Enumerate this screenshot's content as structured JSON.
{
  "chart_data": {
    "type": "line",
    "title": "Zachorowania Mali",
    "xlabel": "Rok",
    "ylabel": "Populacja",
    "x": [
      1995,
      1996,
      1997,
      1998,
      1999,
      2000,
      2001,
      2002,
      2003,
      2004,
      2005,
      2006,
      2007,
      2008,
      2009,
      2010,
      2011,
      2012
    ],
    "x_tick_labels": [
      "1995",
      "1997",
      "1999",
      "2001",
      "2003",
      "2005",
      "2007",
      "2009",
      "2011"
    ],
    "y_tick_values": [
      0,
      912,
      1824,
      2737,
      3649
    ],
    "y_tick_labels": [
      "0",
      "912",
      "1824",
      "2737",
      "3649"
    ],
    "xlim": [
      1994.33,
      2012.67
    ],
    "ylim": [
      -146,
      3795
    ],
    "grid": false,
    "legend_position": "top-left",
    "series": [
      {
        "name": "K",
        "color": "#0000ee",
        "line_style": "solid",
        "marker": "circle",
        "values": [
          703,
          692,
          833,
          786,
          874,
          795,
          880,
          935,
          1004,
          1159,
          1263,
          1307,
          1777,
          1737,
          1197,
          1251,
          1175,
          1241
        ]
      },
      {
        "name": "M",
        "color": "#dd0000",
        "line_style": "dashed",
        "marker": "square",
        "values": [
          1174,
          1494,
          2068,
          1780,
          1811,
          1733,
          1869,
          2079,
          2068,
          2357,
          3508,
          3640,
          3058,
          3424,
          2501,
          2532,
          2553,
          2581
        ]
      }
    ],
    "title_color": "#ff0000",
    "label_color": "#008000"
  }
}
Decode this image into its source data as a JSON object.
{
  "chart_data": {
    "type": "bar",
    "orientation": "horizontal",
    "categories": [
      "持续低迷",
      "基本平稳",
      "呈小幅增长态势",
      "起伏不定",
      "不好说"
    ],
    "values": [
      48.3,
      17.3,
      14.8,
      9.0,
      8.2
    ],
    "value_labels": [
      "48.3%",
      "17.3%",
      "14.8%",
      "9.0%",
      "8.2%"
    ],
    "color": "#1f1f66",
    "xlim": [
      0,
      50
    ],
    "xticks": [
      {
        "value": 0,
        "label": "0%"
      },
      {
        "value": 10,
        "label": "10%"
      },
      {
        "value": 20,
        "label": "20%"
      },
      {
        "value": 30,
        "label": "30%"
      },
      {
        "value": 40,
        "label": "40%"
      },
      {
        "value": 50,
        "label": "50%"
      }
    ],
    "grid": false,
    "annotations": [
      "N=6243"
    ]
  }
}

**Directions for this task:** Each line of the listing should be copied exactly.

**Answer in full:**
Enumerate this screenshot's content as structured JSON.
{
  "chart_data": {
    "type": "line",
    "title": "Zachorowania Mali",
    "xlabel": "Rok",
    "ylabel": "Populacja",
    "x": [
      1995,
      1996,
      1997,
      1998,
      1999,
      2000,
      2001,
      2002,
      2003,
      2004,
      2005,
      2006,
      2007,
      2008,
      2009,
      2010,
      2011,
      2012
    ],
    "x_tick_labels": [
      "1995",
      "1997",
      "1999",
      "2001",
      "2003",
      "2005",
      "2007",
      "2009",
      "2011"
    ],
    "y_tick_values": [
      0,
      912,
      1824,
      2737,
      3649
    ],
    "y_tick_labels": [
      "0",
      "912",
      "1824",
      "2737",
      "3649"
    ],
    "xlim": [
      1994.33,
      2012.67
    ],
    "ylim": [
      -146,
      3795
    ],
    "grid": false,
    "legend_position": "top-left",
    "series": [
      {
        "name": "K",
        "color": "#0000ee",
        "line_style": "solid",
        "marker": "circle",
        "values": [
          703,
          692,
          833,
          786,
          874,
          795,
          880,
          935,
          1004,
          1159,
          1263,
          1307,
          1777,
          1737,
          1197,
          1251,
          1175,
          1241
        ]
      },
      {
        "name": "M",
        "color": "#dd0000",
        "line_style": "dashed",
        "marker": "square",
        "values": [
          1174,
          1494,
          2068,
          1780,
          1811,
          1733,
          1869,
          2079,
          2068,
          2357,
          3508,
          3640,
          3058,
          3424,
          2501,
          2532,
          2553,
          2581
        ]
      }
    ],
    "title_color": "#ff0000",
    "label_color": "#008000"
  }
}
Decode this image into its source data as a JSON object.
{
  "chart_data": {
    "type": "bar",
    "orientation": "horizontal",
    "categories": [
      "持续低迷",
      "基本平稳",
      "呈小幅增长态势",
      "起伏不定",
      "不好说"
    ],
    "values": [
      48.3,
      17.3,
      14.8,
      9.0,
      8.2
    ],
    "value_labels": [
      "48.3%",
      "17.3%",
      "14.8%",
      "9.0%",
      "8.2%"
    ],
    "color": "#1f1f66",
    "xlim": [
      0,
      50
    ],
    "xticks": [
      {
        "value": 0,
        "label": "0%"
      },
      {
        "value": 10,
        "label": "10%"
      },
      {
        "value": 20,
        "label": "20%"
      },
      {
        "value": 30,
        "label": "30%"
      },
      {
        "value": 40,
        "label": "40%"
      },
      {
        "value": 50,
        "label": "50%"
      }
    ],
    "grid": false,
    "annotations": [
      "N=6243"
    ]
  }
}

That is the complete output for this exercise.